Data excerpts
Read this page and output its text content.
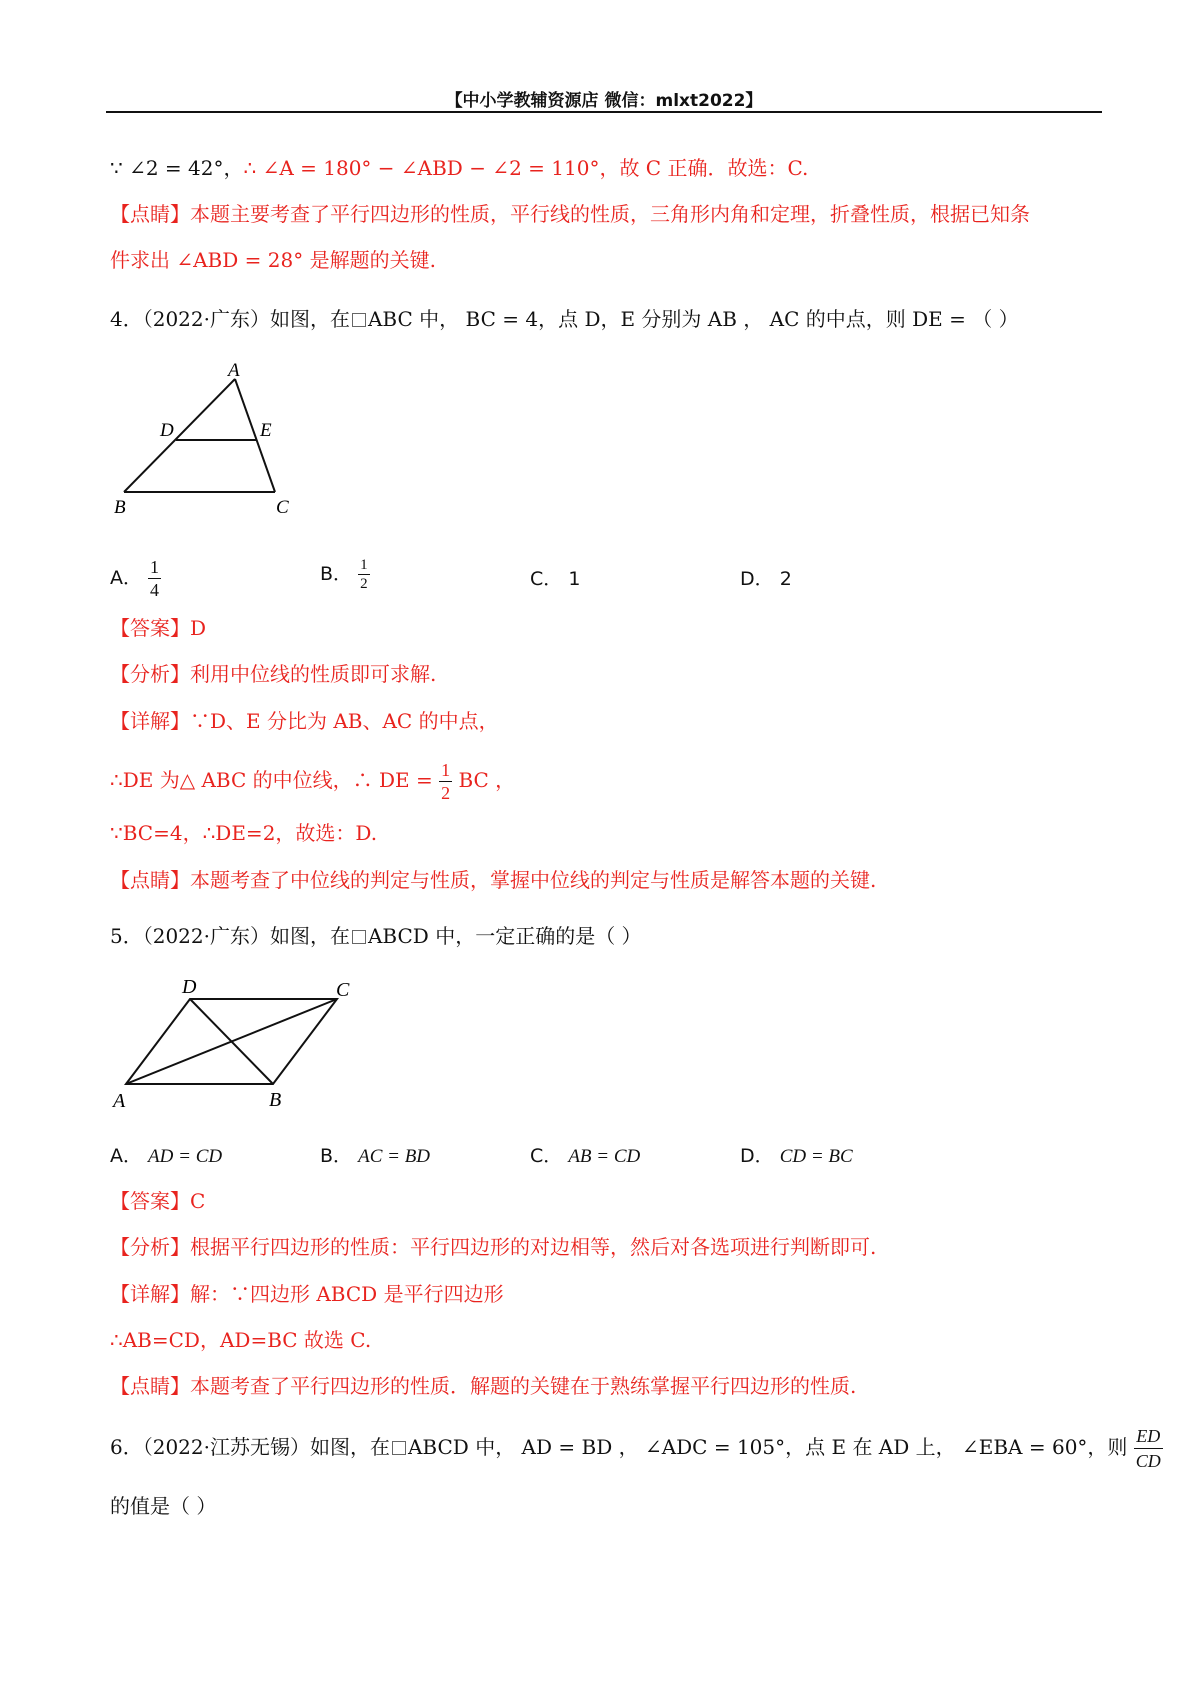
【中小学教辅资源店 微信：mlxt2022】
∵ ∠2 = 42°，∴ ∠A = 180° − ∠ABD − ∠2 = 110°，故 C 正确．故选：C.
【点睛】本题主要考查了平行四边形的性质，平行线的性质，三角形内角和定理，折叠性质，根据已知条
件求出 ∠ABD = 28° 是解题的关键.
4．（2022·广东）如图，在 ABC 中， BC = 4，点 D，E 分别为 AB ， AC 的中点，则 DE = （ ）
A
D	E
B	C
A． $\frac{1}{4}$	B． $\frac{1}{2}$	C． 1	D． 2
【答案】D
【分析】利用中位线的性质即可求解.
【详解】∵D、E 分比为 AB、AC 的中点，
∴DE 为△ ABC 的中位线，∴ DE = $\frac{1}{2}$ BC ，
∵BC=4，∴DE=2，故选：D.
【点睛】本题考查了中位线的判定与性质，掌握中位线的判定与性质是解答本题的关键.
5．（2022·广东）如图，在 ABCD 中，一定正确的是（ ）
D	C
A	B
A． AD = CD	B． AC = BD	C． AB = CD	D． CD = BC
【答案】C
【分析】根据平行四边形的性质：平行四边形的对边相等，然后对各选项进行判断即可.
【详解】解：∵四边形 ABCD 是平行四边形
∴AB=CD，AD=BC 故选 C.
【点睛】本题考查了平行四边形的性质．解题的关键在于熟练掌握平行四边形的性质.
6．（2022·江苏无锡）如图，在 ABCD 中， AD = BD ， ∠ADC = 105°，点 E 在 AD 上， ∠EBA = 60°，则 $\frac{ED}{CD}$
的值是（ ）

Required task ::
From the data above, copy out every line with the string "ABCD" in it.

Finished answer ::
5．（2022·广东）如图，在 ABCD 中，一定正确的是（ ）
【详解】解：∵四边形 ABCD 是平行四边形
6．（2022·江苏无锡）如图，在 ABCD 中， AD = BD ， ∠ADC = 105°，点 E 在 AD 上， ∠EBA = 60°，则 $\frac{ED}{CD}$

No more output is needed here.